- TO BE DONE
Could you repeat all the items below, swapping every "x-tick-label" for "x_tick_label" and leaving everything else as it is?

•••••

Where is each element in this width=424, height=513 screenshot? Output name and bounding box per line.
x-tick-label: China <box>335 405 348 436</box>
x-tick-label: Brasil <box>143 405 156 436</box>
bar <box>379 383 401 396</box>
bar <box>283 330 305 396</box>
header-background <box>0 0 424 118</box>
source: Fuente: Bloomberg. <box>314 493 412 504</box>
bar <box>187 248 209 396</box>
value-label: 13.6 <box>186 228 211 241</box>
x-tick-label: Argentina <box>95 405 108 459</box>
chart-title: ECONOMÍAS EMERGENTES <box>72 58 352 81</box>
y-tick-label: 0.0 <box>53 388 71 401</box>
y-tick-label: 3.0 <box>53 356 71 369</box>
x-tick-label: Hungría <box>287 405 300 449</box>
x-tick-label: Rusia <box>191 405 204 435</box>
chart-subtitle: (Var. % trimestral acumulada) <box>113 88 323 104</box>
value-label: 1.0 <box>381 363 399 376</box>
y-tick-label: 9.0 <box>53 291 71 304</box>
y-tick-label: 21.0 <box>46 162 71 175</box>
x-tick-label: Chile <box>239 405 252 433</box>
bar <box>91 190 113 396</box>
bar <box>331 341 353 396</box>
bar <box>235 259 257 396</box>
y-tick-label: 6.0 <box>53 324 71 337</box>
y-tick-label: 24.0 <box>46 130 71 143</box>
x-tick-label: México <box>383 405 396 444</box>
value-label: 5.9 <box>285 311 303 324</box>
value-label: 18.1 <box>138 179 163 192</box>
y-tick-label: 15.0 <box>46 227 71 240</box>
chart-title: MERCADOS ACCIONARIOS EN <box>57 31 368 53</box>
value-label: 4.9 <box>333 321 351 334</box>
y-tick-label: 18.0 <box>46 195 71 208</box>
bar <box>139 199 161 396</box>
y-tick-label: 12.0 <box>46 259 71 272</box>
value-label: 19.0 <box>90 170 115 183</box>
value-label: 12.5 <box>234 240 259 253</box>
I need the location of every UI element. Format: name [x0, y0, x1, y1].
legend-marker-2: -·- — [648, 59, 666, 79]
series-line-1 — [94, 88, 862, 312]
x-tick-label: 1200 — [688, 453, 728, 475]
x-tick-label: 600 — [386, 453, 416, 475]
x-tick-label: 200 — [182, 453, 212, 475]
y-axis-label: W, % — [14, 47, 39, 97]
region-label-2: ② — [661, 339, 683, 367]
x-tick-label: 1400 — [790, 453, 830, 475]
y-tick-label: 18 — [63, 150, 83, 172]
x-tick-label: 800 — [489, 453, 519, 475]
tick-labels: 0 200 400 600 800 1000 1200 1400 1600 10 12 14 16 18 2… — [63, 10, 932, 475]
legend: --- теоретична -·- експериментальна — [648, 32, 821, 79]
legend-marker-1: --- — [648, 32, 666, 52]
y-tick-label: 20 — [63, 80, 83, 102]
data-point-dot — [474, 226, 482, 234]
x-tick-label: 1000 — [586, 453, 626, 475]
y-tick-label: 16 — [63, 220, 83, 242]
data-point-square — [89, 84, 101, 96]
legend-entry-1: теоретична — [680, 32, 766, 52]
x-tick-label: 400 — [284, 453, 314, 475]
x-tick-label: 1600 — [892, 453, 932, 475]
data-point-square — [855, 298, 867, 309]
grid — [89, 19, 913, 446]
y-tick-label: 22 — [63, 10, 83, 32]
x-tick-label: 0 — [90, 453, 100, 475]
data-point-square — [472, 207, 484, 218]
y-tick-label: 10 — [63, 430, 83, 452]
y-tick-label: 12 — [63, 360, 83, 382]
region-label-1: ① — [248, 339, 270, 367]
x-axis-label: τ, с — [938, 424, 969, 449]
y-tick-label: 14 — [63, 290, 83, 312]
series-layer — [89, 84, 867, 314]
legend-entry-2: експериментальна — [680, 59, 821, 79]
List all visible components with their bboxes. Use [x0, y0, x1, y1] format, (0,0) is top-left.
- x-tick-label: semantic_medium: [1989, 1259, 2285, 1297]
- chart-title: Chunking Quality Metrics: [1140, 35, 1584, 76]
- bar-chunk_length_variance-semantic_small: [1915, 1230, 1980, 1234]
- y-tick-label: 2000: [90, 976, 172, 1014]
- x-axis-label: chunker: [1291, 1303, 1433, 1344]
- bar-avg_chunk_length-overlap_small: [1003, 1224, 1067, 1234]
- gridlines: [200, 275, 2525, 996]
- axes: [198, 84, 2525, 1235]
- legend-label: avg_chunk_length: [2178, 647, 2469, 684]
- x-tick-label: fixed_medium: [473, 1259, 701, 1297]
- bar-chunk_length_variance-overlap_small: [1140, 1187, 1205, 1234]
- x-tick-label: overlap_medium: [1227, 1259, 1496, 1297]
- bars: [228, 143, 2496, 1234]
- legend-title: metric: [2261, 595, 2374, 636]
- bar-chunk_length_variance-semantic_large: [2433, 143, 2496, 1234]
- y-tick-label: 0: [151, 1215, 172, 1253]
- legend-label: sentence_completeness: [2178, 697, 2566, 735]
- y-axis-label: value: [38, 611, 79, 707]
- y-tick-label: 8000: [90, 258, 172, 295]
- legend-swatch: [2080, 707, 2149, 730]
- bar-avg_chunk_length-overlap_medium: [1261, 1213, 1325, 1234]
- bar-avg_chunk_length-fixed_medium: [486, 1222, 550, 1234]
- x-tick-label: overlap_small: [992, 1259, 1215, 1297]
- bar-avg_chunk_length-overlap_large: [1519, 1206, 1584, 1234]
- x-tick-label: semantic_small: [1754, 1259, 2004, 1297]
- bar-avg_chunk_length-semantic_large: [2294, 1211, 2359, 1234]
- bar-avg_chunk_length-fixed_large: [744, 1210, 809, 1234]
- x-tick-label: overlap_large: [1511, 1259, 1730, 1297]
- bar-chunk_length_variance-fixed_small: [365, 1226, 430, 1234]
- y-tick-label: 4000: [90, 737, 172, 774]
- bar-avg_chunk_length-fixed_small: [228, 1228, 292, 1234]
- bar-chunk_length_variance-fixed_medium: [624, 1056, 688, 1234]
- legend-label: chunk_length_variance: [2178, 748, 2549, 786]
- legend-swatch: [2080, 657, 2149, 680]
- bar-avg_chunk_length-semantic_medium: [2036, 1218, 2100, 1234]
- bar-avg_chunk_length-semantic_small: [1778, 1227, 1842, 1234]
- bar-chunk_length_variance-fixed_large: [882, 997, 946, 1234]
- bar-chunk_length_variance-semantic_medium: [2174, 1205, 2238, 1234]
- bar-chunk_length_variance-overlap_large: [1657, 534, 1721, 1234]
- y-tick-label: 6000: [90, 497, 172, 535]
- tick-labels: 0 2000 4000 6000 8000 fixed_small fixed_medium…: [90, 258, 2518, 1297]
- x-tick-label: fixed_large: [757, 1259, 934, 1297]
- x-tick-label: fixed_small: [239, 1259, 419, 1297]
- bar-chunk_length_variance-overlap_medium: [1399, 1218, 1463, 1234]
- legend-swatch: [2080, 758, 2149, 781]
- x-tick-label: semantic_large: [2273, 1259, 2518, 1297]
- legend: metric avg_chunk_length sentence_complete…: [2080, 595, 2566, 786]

•••••

- ANSWER
Where is each element in this width=424, height=513 screenshot? Output name and bounding box per line.
x_tick_label: China <box>335 405 348 436</box>
x_tick_label: Brasil <box>143 405 156 436</box>
bar <box>379 383 401 396</box>
bar <box>283 330 305 396</box>
header-background <box>0 0 424 118</box>
source: Fuente: Bloomberg. <box>314 493 412 504</box>
bar <box>187 248 209 396</box>
value-label: 13.6 <box>186 228 211 241</box>
x_tick_label: Argentina <box>95 405 108 459</box>
chart-title: ECONOMÍAS EMERGENTES <box>72 58 352 81</box>
y-tick-label: 0.0 <box>53 388 71 401</box>
y-tick-label: 3.0 <box>53 356 71 369</box>
x_tick_label: Hungría <box>287 405 300 449</box>
x_tick_label: Rusia <box>191 405 204 435</box>
chart-subtitle: (Var. % trimestral acumulada) <box>113 88 323 104</box>
value-label: 1.0 <box>381 363 399 376</box>
y-tick-label: 9.0 <box>53 291 71 304</box>
y-tick-label: 21.0 <box>46 162 71 175</box>
x_tick_label: Chile <box>239 405 252 433</box>
bar <box>91 190 113 396</box>
bar <box>331 341 353 396</box>
bar <box>235 259 257 396</box>
y-tick-label: 6.0 <box>53 324 71 337</box>
y-tick-label: 24.0 <box>46 130 71 143</box>
x_tick_label: México <box>383 405 396 444</box>
value-label: 5.9 <box>285 311 303 324</box>
value-label: 18.1 <box>138 179 163 192</box>
y-tick-label: 15.0 <box>46 227 71 240</box>
chart-title: MERCADOS ACCIONARIOS EN <box>57 31 368 53</box>
value-label: 4.9 <box>333 321 351 334</box>
y-tick-label: 18.0 <box>46 195 71 208</box>
bar <box>139 199 161 396</box>
y-tick-label: 12.0 <box>46 259 71 272</box>
value-label: 19.0 <box>90 170 115 183</box>
value-label: 12.5 <box>234 240 259 253</box>
I need the location of every UI element. Format: name [x0, y0, x1, y1].
legend-marker-2: -·- — [648, 59, 666, 79]
series-line-1 — [94, 88, 862, 312]
x_tick_label: 1200 — [688, 453, 728, 475]
x_tick_label: 600 — [386, 453, 416, 475]
x_tick_label: 200 — [182, 453, 212, 475]
y-axis-label: W, % — [14, 47, 39, 97]
region-label-2: ② — [661, 339, 683, 367]
x_tick_label: 1400 — [790, 453, 830, 475]
y-tick-label: 18 — [63, 150, 83, 172]
x_tick_label: 800 — [489, 453, 519, 475]
tick-labels: 0 200 400 600 800 1000 1200 1400 1600 10 12 14 16 18 2… — [63, 10, 932, 475]
legend: --- теоретична -·- експериментальна — [648, 32, 821, 79]
legend-marker-1: --- — [648, 32, 666, 52]
y-tick-label: 20 — [63, 80, 83, 102]
data-point-dot — [474, 226, 482, 234]
x_tick_label: 1000 — [586, 453, 626, 475]
y-tick-label: 16 — [63, 220, 83, 242]
data-point-square — [89, 84, 101, 96]
legend-entry-1: теоретична — [680, 32, 766, 52]
x_tick_label: 400 — [284, 453, 314, 475]
x_tick_label: 1600 — [892, 453, 932, 475]
data-point-square — [855, 298, 867, 309]
grid — [89, 19, 913, 446]
y-tick-label: 22 — [63, 10, 83, 32]
x_tick_label: 0 — [90, 453, 100, 475]
data-point-square — [472, 207, 484, 218]
y-tick-label: 10 — [63, 430, 83, 452]
y-tick-label: 12 — [63, 360, 83, 382]
region-label-1: ① — [248, 339, 270, 367]
x-axis-label: τ, с — [938, 424, 969, 449]
y-tick-label: 14 — [63, 290, 83, 312]
series-layer — [89, 84, 867, 314]
legend-entry-2: експериментальна — [680, 59, 821, 79]
List all visible components with their bboxes. Use [x0, y0, x1, y1] format, (0,0) is top-left.
- x_tick_label: semantic_medium: [1989, 1259, 2285, 1297]
- chart-title: Chunking Quality Metrics: [1140, 35, 1584, 76]
- bar-chunk_length_variance-semantic_small: [1915, 1230, 1980, 1234]
- y-tick-label: 2000: [90, 976, 172, 1014]
- x-axis-label: chunker: [1291, 1303, 1433, 1344]
- bar-avg_chunk_length-overlap_small: [1003, 1224, 1067, 1234]
- gridlines: [200, 275, 2525, 996]
- axes: [198, 84, 2525, 1235]
- legend-label: avg_chunk_length: [2178, 647, 2469, 684]
- x_tick_label: fixed_medium: [473, 1259, 701, 1297]
- bar-chunk_length_variance-overlap_small: [1140, 1187, 1205, 1234]
- x_tick_label: overlap_medium: [1227, 1259, 1496, 1297]
- bars: [228, 143, 2496, 1234]
- legend-title: metric: [2261, 595, 2374, 636]
- bar-chunk_length_variance-semantic_large: [2433, 143, 2496, 1234]
- y-tick-label: 0: [151, 1215, 172, 1253]
- legend-label: sentence_completeness: [2178, 697, 2566, 735]
- y-axis-label: value: [38, 611, 79, 707]
- y-tick-label: 8000: [90, 258, 172, 295]
- legend-swatch: [2080, 707, 2149, 730]
- bar-avg_chunk_length-overlap_medium: [1261, 1213, 1325, 1234]
- bar-avg_chunk_length-fixed_medium: [486, 1222, 550, 1234]
- x_tick_label: overlap_small: [992, 1259, 1215, 1297]
- bar-avg_chunk_length-overlap_large: [1519, 1206, 1584, 1234]
- x_tick_label: semantic_small: [1754, 1259, 2004, 1297]
- bar-avg_chunk_length-semantic_large: [2294, 1211, 2359, 1234]
- bar-avg_chunk_length-fixed_large: [744, 1210, 809, 1234]
- x_tick_label: overlap_large: [1511, 1259, 1730, 1297]
- bar-chunk_length_variance-fixed_small: [365, 1226, 430, 1234]
- y-tick-label: 4000: [90, 737, 172, 774]
- bar-avg_chunk_length-fixed_small: [228, 1228, 292, 1234]
- bar-chunk_length_variance-fixed_medium: [624, 1056, 688, 1234]
- legend-label: chunk_length_variance: [2178, 748, 2549, 786]
- legend-swatch: [2080, 657, 2149, 680]
- bar-avg_chunk_length-semantic_medium: [2036, 1218, 2100, 1234]
- bar-avg_chunk_length-semantic_small: [1778, 1227, 1842, 1234]
- bar-chunk_length_variance-fixed_large: [882, 997, 946, 1234]
- bar-chunk_length_variance-semantic_medium: [2174, 1205, 2238, 1234]
- bar-chunk_length_variance-overlap_large: [1657, 534, 1721, 1234]
- y-tick-label: 6000: [90, 497, 172, 535]
- tick-labels: 0 2000 4000 6000 8000 fixed_small fixed_medium…: [90, 258, 2518, 1297]
- x_tick_label: fixed_large: [757, 1259, 934, 1297]
- x_tick_label: fixed_small: [239, 1259, 419, 1297]
- bar-chunk_length_variance-overlap_medium: [1399, 1218, 1463, 1234]
- legend-swatch: [2080, 758, 2149, 781]
- x_tick_label: semantic_large: [2273, 1259, 2518, 1297]
- legend: metric avg_chunk_length sentence_complete…: [2080, 595, 2566, 786]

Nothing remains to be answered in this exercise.